───── Record list ─────

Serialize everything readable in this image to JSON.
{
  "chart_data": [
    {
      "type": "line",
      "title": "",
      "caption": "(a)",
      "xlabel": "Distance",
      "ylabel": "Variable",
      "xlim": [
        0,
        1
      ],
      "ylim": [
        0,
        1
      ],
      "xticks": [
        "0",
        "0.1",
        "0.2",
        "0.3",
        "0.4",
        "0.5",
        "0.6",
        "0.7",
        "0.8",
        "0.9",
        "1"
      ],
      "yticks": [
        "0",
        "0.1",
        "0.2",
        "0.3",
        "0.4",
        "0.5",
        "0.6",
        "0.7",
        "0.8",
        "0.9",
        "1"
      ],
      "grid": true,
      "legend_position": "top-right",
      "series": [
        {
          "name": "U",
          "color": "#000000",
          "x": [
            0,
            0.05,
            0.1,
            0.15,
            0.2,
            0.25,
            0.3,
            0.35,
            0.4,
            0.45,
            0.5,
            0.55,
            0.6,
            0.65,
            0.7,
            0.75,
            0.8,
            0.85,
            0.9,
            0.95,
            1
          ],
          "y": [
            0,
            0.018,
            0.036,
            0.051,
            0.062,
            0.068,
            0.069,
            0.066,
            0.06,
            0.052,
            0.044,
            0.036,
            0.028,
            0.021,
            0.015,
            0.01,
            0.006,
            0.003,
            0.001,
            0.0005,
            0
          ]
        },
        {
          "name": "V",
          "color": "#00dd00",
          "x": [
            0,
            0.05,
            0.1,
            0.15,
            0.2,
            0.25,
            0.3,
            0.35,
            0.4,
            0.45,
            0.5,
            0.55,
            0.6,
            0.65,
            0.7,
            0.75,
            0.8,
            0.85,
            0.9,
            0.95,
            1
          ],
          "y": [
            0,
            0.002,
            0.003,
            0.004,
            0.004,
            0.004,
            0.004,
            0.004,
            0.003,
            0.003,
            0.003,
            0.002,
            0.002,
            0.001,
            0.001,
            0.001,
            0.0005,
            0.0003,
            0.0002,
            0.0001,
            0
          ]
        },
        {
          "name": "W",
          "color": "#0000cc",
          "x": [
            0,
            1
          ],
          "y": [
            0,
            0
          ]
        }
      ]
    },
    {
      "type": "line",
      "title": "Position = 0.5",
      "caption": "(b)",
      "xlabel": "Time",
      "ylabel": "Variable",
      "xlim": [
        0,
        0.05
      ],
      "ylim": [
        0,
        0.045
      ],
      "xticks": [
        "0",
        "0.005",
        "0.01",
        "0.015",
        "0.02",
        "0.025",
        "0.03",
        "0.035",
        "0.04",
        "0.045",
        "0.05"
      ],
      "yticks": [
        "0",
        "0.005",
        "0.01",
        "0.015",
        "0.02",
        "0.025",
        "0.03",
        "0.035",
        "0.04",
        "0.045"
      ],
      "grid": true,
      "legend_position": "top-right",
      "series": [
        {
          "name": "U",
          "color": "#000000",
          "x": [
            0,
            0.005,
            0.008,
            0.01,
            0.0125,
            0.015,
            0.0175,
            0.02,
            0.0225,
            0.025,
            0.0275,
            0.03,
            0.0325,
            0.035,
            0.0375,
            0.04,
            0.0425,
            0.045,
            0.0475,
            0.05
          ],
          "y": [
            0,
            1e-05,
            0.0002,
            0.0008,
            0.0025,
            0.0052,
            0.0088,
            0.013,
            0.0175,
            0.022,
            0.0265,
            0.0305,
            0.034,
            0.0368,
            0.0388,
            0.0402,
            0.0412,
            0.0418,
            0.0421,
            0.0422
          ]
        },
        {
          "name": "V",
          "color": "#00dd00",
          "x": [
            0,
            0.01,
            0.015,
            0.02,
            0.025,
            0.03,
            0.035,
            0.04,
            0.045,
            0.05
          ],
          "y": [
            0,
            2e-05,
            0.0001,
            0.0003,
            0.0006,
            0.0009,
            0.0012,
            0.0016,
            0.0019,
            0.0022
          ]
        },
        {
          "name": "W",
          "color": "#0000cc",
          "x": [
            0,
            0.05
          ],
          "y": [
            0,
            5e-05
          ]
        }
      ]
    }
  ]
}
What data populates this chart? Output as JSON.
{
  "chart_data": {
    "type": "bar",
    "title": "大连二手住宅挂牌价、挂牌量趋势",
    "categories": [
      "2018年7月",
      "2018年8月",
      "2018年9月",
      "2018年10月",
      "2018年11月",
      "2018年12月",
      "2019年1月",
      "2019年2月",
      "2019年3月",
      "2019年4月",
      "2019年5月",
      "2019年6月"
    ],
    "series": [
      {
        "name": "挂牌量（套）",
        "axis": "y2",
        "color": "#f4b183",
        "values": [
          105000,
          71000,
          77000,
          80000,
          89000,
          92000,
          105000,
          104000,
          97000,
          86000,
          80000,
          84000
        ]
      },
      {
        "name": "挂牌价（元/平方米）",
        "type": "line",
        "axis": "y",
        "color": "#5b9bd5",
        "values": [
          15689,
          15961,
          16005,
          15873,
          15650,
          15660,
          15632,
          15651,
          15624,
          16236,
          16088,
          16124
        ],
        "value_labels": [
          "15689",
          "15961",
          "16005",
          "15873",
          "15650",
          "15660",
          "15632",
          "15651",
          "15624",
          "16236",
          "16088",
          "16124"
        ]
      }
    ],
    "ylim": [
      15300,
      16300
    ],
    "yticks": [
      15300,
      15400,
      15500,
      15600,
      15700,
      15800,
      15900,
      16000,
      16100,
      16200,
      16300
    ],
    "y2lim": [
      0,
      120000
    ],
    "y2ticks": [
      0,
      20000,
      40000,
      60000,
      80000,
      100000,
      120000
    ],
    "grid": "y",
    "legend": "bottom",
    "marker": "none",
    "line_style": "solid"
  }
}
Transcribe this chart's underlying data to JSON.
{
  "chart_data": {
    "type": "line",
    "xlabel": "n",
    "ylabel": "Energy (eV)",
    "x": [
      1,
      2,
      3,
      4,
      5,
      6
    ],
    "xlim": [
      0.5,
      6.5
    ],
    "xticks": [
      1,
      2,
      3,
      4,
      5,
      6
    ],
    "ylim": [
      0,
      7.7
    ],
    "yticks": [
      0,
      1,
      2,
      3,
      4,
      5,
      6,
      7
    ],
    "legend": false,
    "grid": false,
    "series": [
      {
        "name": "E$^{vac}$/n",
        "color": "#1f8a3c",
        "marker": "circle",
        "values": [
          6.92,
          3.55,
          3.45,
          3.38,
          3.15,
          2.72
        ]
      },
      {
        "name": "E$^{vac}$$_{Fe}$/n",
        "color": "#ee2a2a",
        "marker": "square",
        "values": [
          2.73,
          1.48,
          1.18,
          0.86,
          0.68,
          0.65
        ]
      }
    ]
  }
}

─────

#### To be done:
All lines above with "xlabel" in them should be returned.

#### Exercise solution:
      "xlabel": "Distance",
      "xlabel": "Time",
    "xlabel": "n",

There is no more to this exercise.